Coordinate annotation items >>
..............................

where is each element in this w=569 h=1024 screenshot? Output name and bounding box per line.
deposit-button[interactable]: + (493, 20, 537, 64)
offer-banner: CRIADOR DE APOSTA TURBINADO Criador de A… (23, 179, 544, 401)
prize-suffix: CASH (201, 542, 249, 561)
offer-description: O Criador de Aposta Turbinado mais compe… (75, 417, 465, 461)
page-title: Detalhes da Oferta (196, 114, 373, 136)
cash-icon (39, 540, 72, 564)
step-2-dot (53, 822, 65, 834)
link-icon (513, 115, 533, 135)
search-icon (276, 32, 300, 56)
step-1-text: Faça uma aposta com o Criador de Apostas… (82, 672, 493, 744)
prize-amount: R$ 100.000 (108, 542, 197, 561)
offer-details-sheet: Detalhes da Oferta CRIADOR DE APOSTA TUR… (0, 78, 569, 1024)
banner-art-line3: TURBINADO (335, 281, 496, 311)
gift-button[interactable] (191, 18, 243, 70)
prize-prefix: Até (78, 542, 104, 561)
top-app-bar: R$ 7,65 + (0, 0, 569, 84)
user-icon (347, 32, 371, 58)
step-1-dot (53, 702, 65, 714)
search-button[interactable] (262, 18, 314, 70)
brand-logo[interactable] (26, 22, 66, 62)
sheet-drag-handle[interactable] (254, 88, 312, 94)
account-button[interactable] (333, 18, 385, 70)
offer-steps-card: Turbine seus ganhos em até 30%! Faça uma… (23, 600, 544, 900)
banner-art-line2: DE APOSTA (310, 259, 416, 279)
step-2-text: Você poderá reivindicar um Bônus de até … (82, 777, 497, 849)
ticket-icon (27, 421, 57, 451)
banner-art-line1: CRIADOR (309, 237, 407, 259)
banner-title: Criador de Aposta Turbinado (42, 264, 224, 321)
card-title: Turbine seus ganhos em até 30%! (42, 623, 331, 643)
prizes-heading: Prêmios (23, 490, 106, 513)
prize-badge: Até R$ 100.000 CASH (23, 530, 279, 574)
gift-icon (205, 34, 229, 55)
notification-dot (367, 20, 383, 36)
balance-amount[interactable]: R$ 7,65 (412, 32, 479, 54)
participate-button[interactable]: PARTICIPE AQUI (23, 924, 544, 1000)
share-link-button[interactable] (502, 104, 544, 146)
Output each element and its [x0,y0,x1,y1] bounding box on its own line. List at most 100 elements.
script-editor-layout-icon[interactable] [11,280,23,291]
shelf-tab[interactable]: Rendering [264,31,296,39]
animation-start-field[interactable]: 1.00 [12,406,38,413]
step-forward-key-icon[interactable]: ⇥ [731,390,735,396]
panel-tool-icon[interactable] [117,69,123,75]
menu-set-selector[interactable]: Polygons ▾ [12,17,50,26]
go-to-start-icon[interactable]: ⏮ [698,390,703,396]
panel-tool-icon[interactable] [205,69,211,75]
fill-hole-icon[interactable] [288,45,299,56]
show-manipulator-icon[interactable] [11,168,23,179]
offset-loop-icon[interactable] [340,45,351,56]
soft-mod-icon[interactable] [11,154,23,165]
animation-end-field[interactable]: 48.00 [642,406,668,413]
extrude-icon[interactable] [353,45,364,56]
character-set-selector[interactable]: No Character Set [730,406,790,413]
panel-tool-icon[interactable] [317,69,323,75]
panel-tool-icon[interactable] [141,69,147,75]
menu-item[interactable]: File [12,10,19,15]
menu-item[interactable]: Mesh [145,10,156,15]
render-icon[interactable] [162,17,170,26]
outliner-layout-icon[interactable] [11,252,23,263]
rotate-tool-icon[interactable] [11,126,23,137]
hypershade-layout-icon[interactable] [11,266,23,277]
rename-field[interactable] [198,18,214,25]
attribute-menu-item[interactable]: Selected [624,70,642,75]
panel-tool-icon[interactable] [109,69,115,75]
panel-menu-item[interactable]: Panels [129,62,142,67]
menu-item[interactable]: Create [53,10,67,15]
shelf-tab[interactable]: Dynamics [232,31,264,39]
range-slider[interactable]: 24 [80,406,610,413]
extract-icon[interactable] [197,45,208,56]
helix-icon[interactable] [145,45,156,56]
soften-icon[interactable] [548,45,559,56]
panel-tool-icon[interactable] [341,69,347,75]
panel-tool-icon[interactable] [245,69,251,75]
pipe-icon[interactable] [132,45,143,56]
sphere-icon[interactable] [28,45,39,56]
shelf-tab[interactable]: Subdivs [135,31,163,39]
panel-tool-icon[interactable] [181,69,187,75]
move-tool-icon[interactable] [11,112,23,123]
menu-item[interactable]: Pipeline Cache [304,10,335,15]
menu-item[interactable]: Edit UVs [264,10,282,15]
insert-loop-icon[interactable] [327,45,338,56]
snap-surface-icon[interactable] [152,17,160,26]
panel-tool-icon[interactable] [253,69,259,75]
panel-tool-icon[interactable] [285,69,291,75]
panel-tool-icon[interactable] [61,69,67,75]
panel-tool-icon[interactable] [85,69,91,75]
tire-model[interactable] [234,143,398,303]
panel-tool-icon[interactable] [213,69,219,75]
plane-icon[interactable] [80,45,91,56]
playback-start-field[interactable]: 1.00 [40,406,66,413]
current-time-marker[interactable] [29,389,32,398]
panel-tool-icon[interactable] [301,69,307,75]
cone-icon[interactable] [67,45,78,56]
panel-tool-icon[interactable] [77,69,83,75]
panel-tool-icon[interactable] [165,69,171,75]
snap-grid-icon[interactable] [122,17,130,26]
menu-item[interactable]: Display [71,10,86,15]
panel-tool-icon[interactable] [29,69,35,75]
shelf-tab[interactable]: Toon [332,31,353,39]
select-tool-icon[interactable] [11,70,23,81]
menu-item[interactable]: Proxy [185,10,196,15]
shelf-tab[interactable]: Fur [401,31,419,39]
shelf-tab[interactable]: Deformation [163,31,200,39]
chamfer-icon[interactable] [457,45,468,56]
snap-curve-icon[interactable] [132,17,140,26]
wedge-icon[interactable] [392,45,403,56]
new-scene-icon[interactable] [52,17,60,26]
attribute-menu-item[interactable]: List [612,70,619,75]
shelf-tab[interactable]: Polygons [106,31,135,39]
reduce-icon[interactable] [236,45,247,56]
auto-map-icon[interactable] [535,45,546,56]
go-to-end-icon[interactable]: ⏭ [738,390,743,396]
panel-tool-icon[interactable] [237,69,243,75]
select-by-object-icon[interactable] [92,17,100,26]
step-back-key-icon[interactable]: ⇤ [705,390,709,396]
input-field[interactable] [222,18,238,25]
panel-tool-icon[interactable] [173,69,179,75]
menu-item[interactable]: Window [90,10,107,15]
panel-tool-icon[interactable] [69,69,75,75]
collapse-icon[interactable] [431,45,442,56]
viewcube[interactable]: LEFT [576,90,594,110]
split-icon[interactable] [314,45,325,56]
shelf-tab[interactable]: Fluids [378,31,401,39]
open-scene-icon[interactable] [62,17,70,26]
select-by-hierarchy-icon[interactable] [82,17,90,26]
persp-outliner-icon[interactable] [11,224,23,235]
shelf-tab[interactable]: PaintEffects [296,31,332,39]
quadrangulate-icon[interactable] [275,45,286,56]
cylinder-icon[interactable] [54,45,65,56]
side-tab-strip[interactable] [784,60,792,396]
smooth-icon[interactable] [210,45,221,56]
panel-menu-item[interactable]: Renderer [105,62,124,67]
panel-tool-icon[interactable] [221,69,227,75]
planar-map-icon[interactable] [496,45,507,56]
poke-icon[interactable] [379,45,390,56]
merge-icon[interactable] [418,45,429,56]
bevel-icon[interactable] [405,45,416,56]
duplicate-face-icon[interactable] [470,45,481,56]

..............................

WHAT NEEDS TO BE DONE >>
Substitute "toolbar-tab" for every instance of "shelf-tab" in the items above, and write all of them out again with nothing else changed.

RESULT OF THIS TASK >>
where is each element in this w=569 h=1024 screenshot? Output name and bounding box per line.
deposit-button[interactable]: + (493, 20, 537, 64)
offer-banner: CRIADOR DE APOSTA TURBINADO Criador de A… (23, 179, 544, 401)
prize-suffix: CASH (201, 542, 249, 561)
offer-description: O Criador de Aposta Turbinado mais compe… (75, 417, 465, 461)
page-title: Detalhes da Oferta (196, 114, 373, 136)
cash-icon (39, 540, 72, 564)
step-2-dot (53, 822, 65, 834)
link-icon (513, 115, 533, 135)
search-icon (276, 32, 300, 56)
step-1-text: Faça uma aposta com o Criador de Apostas… (82, 672, 493, 744)
prize-amount: R$ 100.000 (108, 542, 197, 561)
offer-details-sheet: Detalhes da Oferta CRIADOR DE APOSTA TUR… (0, 78, 569, 1024)
banner-art-line3: TURBINADO (335, 281, 496, 311)
gift-button[interactable] (191, 18, 243, 70)
prize-prefix: Até (78, 542, 104, 561)
top-app-bar: R$ 7,65 + (0, 0, 569, 84)
user-icon (347, 32, 371, 58)
step-1-dot (53, 702, 65, 714)
search-button[interactable] (262, 18, 314, 70)
brand-logo[interactable] (26, 22, 66, 62)
sheet-drag-handle[interactable] (254, 88, 312, 94)
account-button[interactable] (333, 18, 385, 70)
offer-steps-card: Turbine seus ganhos em até 30%! Faça uma… (23, 600, 544, 900)
banner-art-line2: DE APOSTA (310, 259, 416, 279)
step-2-text: Você poderá reivindicar um Bônus de até … (82, 777, 497, 849)
ticket-icon (27, 421, 57, 451)
banner-art-line1: CRIADOR (309, 237, 407, 259)
banner-title: Criador de Aposta Turbinado (42, 264, 224, 321)
card-title: Turbine seus ganhos em até 30%! (42, 623, 331, 643)
prizes-heading: Prêmios (23, 490, 106, 513)
prize-badge: Até R$ 100.000 CASH (23, 530, 279, 574)
gift-icon (205, 34, 229, 55)
notification-dot (367, 20, 383, 36)
balance-amount[interactable]: R$ 7,65 (412, 32, 479, 54)
participate-button[interactable]: PARTICIPE AQUI (23, 924, 544, 1000)
share-link-button[interactable] (502, 104, 544, 146)
Output each element and its [x0,y0,x1,y1] bounding box on its own line. List at most 100 elements.
script-editor-layout-icon[interactable] [11,280,23,291]
toolbar-tab[interactable]: Rendering [264,31,296,39]
animation-start-field[interactable]: 1.00 [12,406,38,413]
step-forward-key-icon[interactable]: ⇥ [731,390,735,396]
panel-tool-icon[interactable] [117,69,123,75]
menu-set-selector[interactable]: Polygons ▾ [12,17,50,26]
go-to-start-icon[interactable]: ⏮ [698,390,703,396]
panel-tool-icon[interactable] [205,69,211,75]
fill-hole-icon[interactable] [288,45,299,56]
show-manipulator-icon[interactable] [11,168,23,179]
offset-loop-icon[interactable] [340,45,351,56]
soft-mod-icon[interactable] [11,154,23,165]
animation-end-field[interactable]: 48.00 [642,406,668,413]
extrude-icon[interactable] [353,45,364,56]
character-set-selector[interactable]: No Character Set [730,406,790,413]
panel-tool-icon[interactable] [317,69,323,75]
panel-tool-icon[interactable] [141,69,147,75]
menu-item[interactable]: File [12,10,19,15]
menu-item[interactable]: Mesh [145,10,156,15]
render-icon[interactable] [162,17,170,26]
outliner-layout-icon[interactable] [11,252,23,263]
rotate-tool-icon[interactable] [11,126,23,137]
hypershade-layout-icon[interactable] [11,266,23,277]
rename-field[interactable] [198,18,214,25]
attribute-menu-item[interactable]: Selected [624,70,642,75]
panel-tool-icon[interactable] [109,69,115,75]
panel-menu-item[interactable]: Panels [129,62,142,67]
menu-item[interactable]: Create [53,10,67,15]
toolbar-tab[interactable]: Dynamics [232,31,264,39]
range-slider[interactable]: 24 [80,406,610,413]
extract-icon[interactable] [197,45,208,56]
helix-icon[interactable] [145,45,156,56]
soften-icon[interactable] [548,45,559,56]
panel-tool-icon[interactable] [341,69,347,75]
panel-tool-icon[interactable] [245,69,251,75]
pipe-icon[interactable] [132,45,143,56]
sphere-icon[interactable] [28,45,39,56]
toolbar-tab[interactable]: Subdivs [135,31,163,39]
panel-tool-icon[interactable] [181,69,187,75]
move-tool-icon[interactable] [11,112,23,123]
menu-item[interactable]: Pipeline Cache [304,10,335,15]
menu-item[interactable]: Edit UVs [264,10,282,15]
insert-loop-icon[interactable] [327,45,338,56]
snap-surface-icon[interactable] [152,17,160,26]
panel-tool-icon[interactable] [253,69,259,75]
panel-tool-icon[interactable] [285,69,291,75]
panel-tool-icon[interactable] [61,69,67,75]
panel-tool-icon[interactable] [85,69,91,75]
tire-model[interactable] [234,143,398,303]
panel-tool-icon[interactable] [213,69,219,75]
plane-icon[interactable] [80,45,91,56]
playback-start-field[interactable]: 1.00 [40,406,66,413]
current-time-marker[interactable] [29,389,32,398]
panel-tool-icon[interactable] [301,69,307,75]
cone-icon[interactable] [67,45,78,56]
panel-tool-icon[interactable] [77,69,83,75]
panel-tool-icon[interactable] [165,69,171,75]
snap-grid-icon[interactable] [122,17,130,26]
menu-item[interactable]: Display [71,10,86,15]
panel-tool-icon[interactable] [29,69,35,75]
toolbar-tab[interactable]: Toon [332,31,353,39]
select-tool-icon[interactable] [11,70,23,81]
menu-item[interactable]: Proxy [185,10,196,15]
toolbar-tab[interactable]: Fur [401,31,419,39]
toolbar-tab[interactable]: Deformation [163,31,200,39]
chamfer-icon[interactable] [457,45,468,56]
snap-curve-icon[interactable] [132,17,140,26]
wedge-icon[interactable] [392,45,403,56]
new-scene-icon[interactable] [52,17,60,26]
attribute-menu-item[interactable]: List [612,70,619,75]
toolbar-tab[interactable]: Polygons [106,31,135,39]
reduce-icon[interactable] [236,45,247,56]
auto-map-icon[interactable] [535,45,546,56]
go-to-end-icon[interactable]: ⏭ [738,390,743,396]
panel-tool-icon[interactable] [237,69,243,75]
select-by-object-icon[interactable] [92,17,100,26]
step-back-key-icon[interactable]: ⇤ [705,390,709,396]
input-field[interactable] [222,18,238,25]
panel-tool-icon[interactable] [173,69,179,75]
menu-item[interactable]: Window [90,10,107,15]
panel-tool-icon[interactable] [69,69,75,75]
collapse-icon[interactable] [431,45,442,56]
viewcube[interactable]: LEFT [576,90,594,110]
split-icon[interactable] [314,45,325,56]
toolbar-tab[interactable]: Fluids [378,31,401,39]
open-scene-icon[interactable] [62,17,70,26]
select-by-hierarchy-icon[interactable] [82,17,90,26]
persp-outliner-icon[interactable] [11,224,23,235]
toolbar-tab[interactable]: PaintEffects [296,31,332,39]
quadrangulate-icon[interactable] [275,45,286,56]
cylinder-icon[interactable] [54,45,65,56]
side-tab-strip[interactable] [784,60,792,396]
smooth-icon[interactable] [210,45,221,56]
panel-menu-item[interactable]: Renderer [105,62,124,67]
panel-tool-icon[interactable] [221,69,227,75]
planar-map-icon[interactable] [496,45,507,56]
poke-icon[interactable] [379,45,390,56]
merge-icon[interactable] [418,45,429,56]
bevel-icon[interactable] [405,45,416,56]
duplicate-face-icon[interactable] [470,45,481,56]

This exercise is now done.